Dataset entries:
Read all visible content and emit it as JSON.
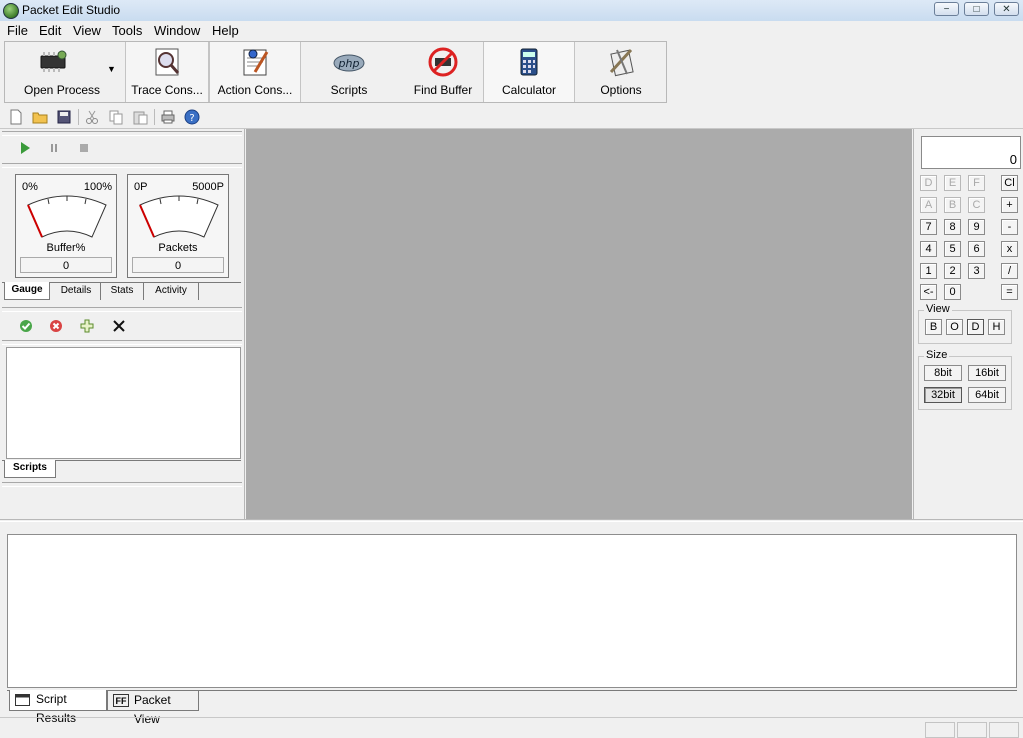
{
  "window": {
    "title": "Packet Edit Studio",
    "minimize": "−",
    "maximize": "□",
    "close": "✕"
  },
  "menu": [
    "File",
    "Edit",
    "View",
    "Tools",
    "Window",
    "Help"
  ],
  "big_toolbar": [
    {
      "label": "Open Process",
      "icon": "chip-icon"
    },
    {
      "label": "Trace Cons...",
      "icon": "trace-icon"
    },
    {
      "label": "Action Cons...",
      "icon": "action-icon"
    },
    {
      "label": "Scripts",
      "icon": "php-icon"
    },
    {
      "label": "Find Buffer",
      "icon": "find-buffer-icon"
    },
    {
      "label": "Calculator",
      "icon": "calculator-icon"
    },
    {
      "label": "Options",
      "icon": "options-icon"
    }
  ],
  "gauges": [
    {
      "name": "Buffer%",
      "min": "0%",
      "max": "100%",
      "value": "0"
    },
    {
      "name": "Packets",
      "min": "0P",
      "max": "5000P",
      "value": "0"
    }
  ],
  "gauge_tabs": [
    "Gauge",
    "Details",
    "Stats",
    "Activity"
  ],
  "script_tabs": [
    "Scripts"
  ],
  "calculator": {
    "display": "0",
    "row1": [
      "D",
      "E",
      "F",
      "Cl"
    ],
    "row2": [
      "A",
      "B",
      "C",
      "+"
    ],
    "row3": [
      "7",
      "8",
      "9",
      "-"
    ],
    "row4": [
      "4",
      "5",
      "6",
      "x"
    ],
    "row5": [
      "1",
      "2",
      "3",
      "/"
    ],
    "row6": [
      "<-",
      "0",
      "="
    ],
    "view_title": "View",
    "view_buttons": [
      "B",
      "O",
      "D",
      "H"
    ],
    "size_title": "Size",
    "size_buttons": [
      "8bit",
      "16bit",
      "32bit",
      "64bit"
    ],
    "selected_size": "32bit"
  },
  "bottom_tabs": [
    "Script Results",
    "Packet View"
  ],
  "packet_view_icon_text": "FF",
  "colors": {
    "workspace": "#ababab",
    "titlebar": "#dde9f6"
  }
}
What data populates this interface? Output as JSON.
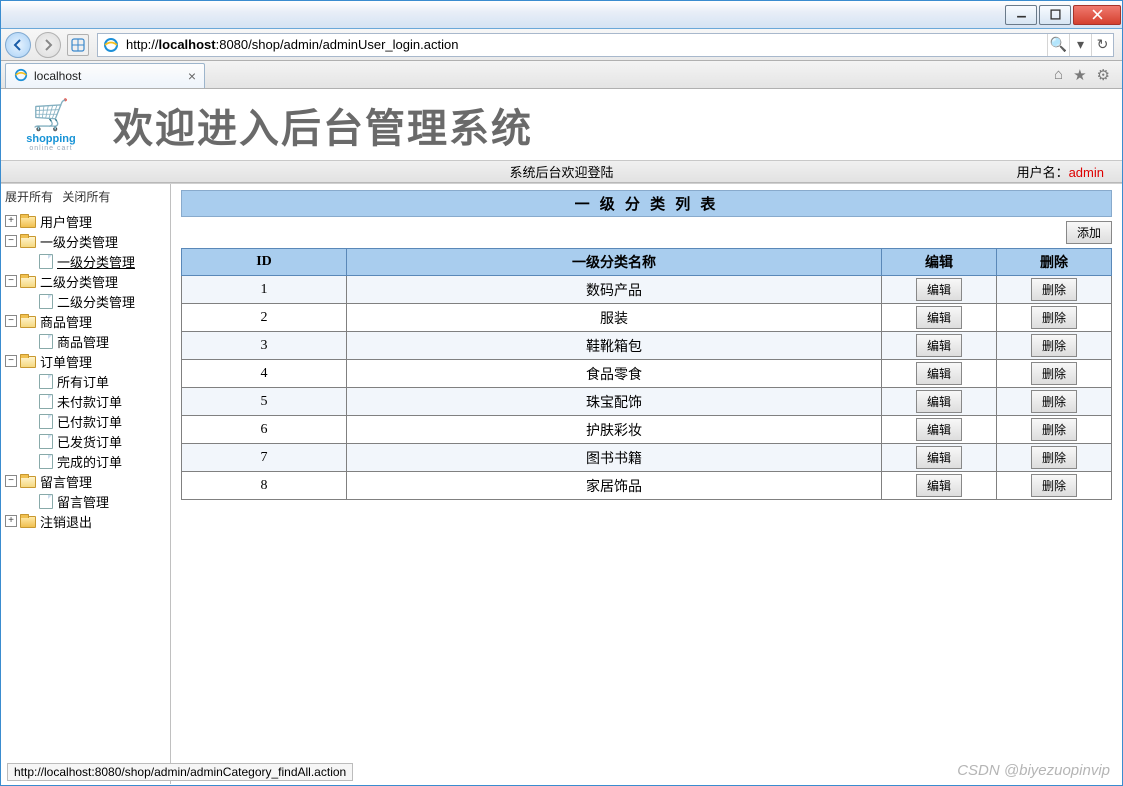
{
  "window": {
    "minimize": "",
    "maximize": "",
    "close": ""
  },
  "browser": {
    "url_pre": "http://",
    "url_host": "localhost",
    "url_post": ":8080/shop/admin/adminUser_login.action",
    "tab_title": "localhost",
    "status": "http://localhost:8080/shop/admin/adminCategory_findAll.action"
  },
  "banner": {
    "logo": "shopping",
    "logo_sub": "online cart",
    "title": "欢迎进入后台管理系统"
  },
  "infobar": {
    "welcome": "系统后台欢迎登陆",
    "user_label": "用户名：",
    "username": "admin"
  },
  "tree": {
    "expand": "展开所有",
    "collapse": "关闭所有",
    "nodes": [
      {
        "label": "用户管理",
        "children": [],
        "collapsed": true
      },
      {
        "label": "一级分类管理",
        "children": [
          {
            "label": "一级分类管理",
            "active": true
          }
        ]
      },
      {
        "label": "二级分类管理",
        "children": [
          {
            "label": "二级分类管理"
          }
        ]
      },
      {
        "label": "商品管理",
        "children": [
          {
            "label": "商品管理"
          }
        ]
      },
      {
        "label": "订单管理",
        "children": [
          {
            "label": "所有订单"
          },
          {
            "label": "未付款订单"
          },
          {
            "label": "已付款订单"
          },
          {
            "label": "已发货订单"
          },
          {
            "label": "完成的订单"
          }
        ]
      },
      {
        "label": "留言管理",
        "children": [
          {
            "label": "留言管理"
          }
        ]
      },
      {
        "label": "注销退出",
        "children": [],
        "collapsed": true
      }
    ]
  },
  "panel": {
    "title": "一 级 分 类 列 表",
    "add_btn": "添加",
    "headers": {
      "id": "ID",
      "name": "一级分类名称",
      "edit": "编辑",
      "delete": "删除"
    },
    "edit_btn": "编辑",
    "del_btn": "删除",
    "rows": [
      {
        "id": "1",
        "name": "数码产品"
      },
      {
        "id": "2",
        "name": "服装"
      },
      {
        "id": "3",
        "name": "鞋靴箱包"
      },
      {
        "id": "4",
        "name": "食品零食"
      },
      {
        "id": "5",
        "name": "珠宝配饰"
      },
      {
        "id": "6",
        "name": "护肤彩妆"
      },
      {
        "id": "7",
        "name": "图书书籍"
      },
      {
        "id": "8",
        "name": "家居饰品"
      }
    ]
  },
  "watermark": "CSDN @biyezuopinvip"
}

The exercise:
Without including any picture, repeat the data exactly.

Response:
Read all visible content and emit it as JSON.
{
  "window": {
    "title": "Packet Edit Studio",
    "minimize": "−",
    "maximize": "□",
    "close": "✕"
  },
  "menu": [
    "File",
    "Edit",
    "View",
    "Tools",
    "Window",
    "Help"
  ],
  "big_toolbar": [
    {
      "label": "Open Process",
      "icon": "chip-icon"
    },
    {
      "label": "Trace Cons...",
      "icon": "trace-icon"
    },
    {
      "label": "Action Cons...",
      "icon": "action-icon"
    },
    {
      "label": "Scripts",
      "icon": "php-icon"
    },
    {
      "label": "Find Buffer",
      "icon": "find-buffer-icon"
    },
    {
      "label": "Calculator",
      "icon": "calculator-icon"
    },
    {
      "label": "Options",
      "icon": "options-icon"
    }
  ],
  "gauges": [
    {
      "name": "Buffer%",
      "min": "0%",
      "max": "100%",
      "value": "0"
    },
    {
      "name": "Packets",
      "min": "0P",
      "max": "5000P",
      "value": "0"
    }
  ],
  "gauge_tabs": [
    "Gauge",
    "Details",
    "Stats",
    "Activity"
  ],
  "script_tabs": [
    "Scripts"
  ],
  "calculator": {
    "display": "0",
    "row1": [
      "D",
      "E",
      "F",
      "Cl"
    ],
    "row2": [
      "A",
      "B",
      "C",
      "+"
    ],
    "row3": [
      "7",
      "8",
      "9",
      "-"
    ],
    "row4": [
      "4",
      "5",
      "6",
      "x"
    ],
    "row5": [
      "1",
      "2",
      "3",
      "/"
    ],
    "row6": [
      "<-",
      "0",
      "="
    ],
    "view_title": "View",
    "view_buttons": [
      "B",
      "O",
      "D",
      "H"
    ],
    "size_title": "Size",
    "size_buttons": [
      "8bit",
      "16bit",
      "32bit",
      "64bit"
    ],
    "selected_size": "32bit"
  },
  "bottom_tabs": [
    "Script Results",
    "Packet View"
  ],
  "packet_view_icon_text": "FF",
  "colors": {
    "workspace": "#ababab",
    "titlebar": "#dde9f6"
  }
}
What data populates this interface? Output as JSON.
{
  "window": {
    "minimize": "",
    "maximize": "",
    "close": ""
  },
  "browser": {
    "url_pre": "http://",
    "url_host": "localhost",
    "url_post": ":8080/shop/admin/adminUser_login.action",
    "tab_title": "localhost",
    "status": "http://localhost:8080/shop/admin/adminCategory_findAll.action"
  },
  "banner": {
    "logo": "shopping",
    "logo_sub": "online cart",
    "title": "欢迎进入后台管理系统"
  },
  "infobar": {
    "welcome": "系统后台欢迎登陆",
    "user_label": "用户名：",
    "username": "admin"
  },
  "tree": {
    "expand": "展开所有",
    "collapse": "关闭所有",
    "nodes": [
      {
        "label": "用户管理",
        "children": [],
        "collapsed": true
      },
      {
        "label": "一级分类管理",
        "children": [
          {
            "label": "一级分类管理",
            "active": true
          }
        ]
      },
      {
        "label": "二级分类管理",
        "children": [
          {
            "label": "二级分类管理"
          }
        ]
      },
      {
        "label": "商品管理",
        "children": [
          {
            "label": "商品管理"
          }
        ]
      },
      {
        "label": "订单管理",
        "children": [
          {
            "label": "所有订单"
          },
          {
            "label": "未付款订单"
          },
          {
            "label": "已付款订单"
          },
          {
            "label": "已发货订单"
          },
          {
            "label": "完成的订单"
          }
        ]
      },
      {
        "label": "留言管理",
        "children": [
          {
            "label": "留言管理"
          }
        ]
      },
      {
        "label": "注销退出",
        "children": [],
        "collapsed": true
      }
    ]
  },
  "panel": {
    "title": "一 级 分 类 列 表",
    "add_btn": "添加",
    "headers": {
      "id": "ID",
      "name": "一级分类名称",
      "edit": "编辑",
      "delete": "删除"
    },
    "edit_btn": "编辑",
    "del_btn": "删除",
    "rows": [
      {
        "id": "1",
        "name": "数码产品"
      },
      {
        "id": "2",
        "name": "服装"
      },
      {
        "id": "3",
        "name": "鞋靴箱包"
      },
      {
        "id": "4",
        "name": "食品零食"
      },
      {
        "id": "5",
        "name": "珠宝配饰"
      },
      {
        "id": "6",
        "name": "护肤彩妆"
      },
      {
        "id": "7",
        "name": "图书书籍"
      },
      {
        "id": "8",
        "name": "家居饰品"
      }
    ]
  },
  "watermark": "CSDN @biyezuopinvip"
}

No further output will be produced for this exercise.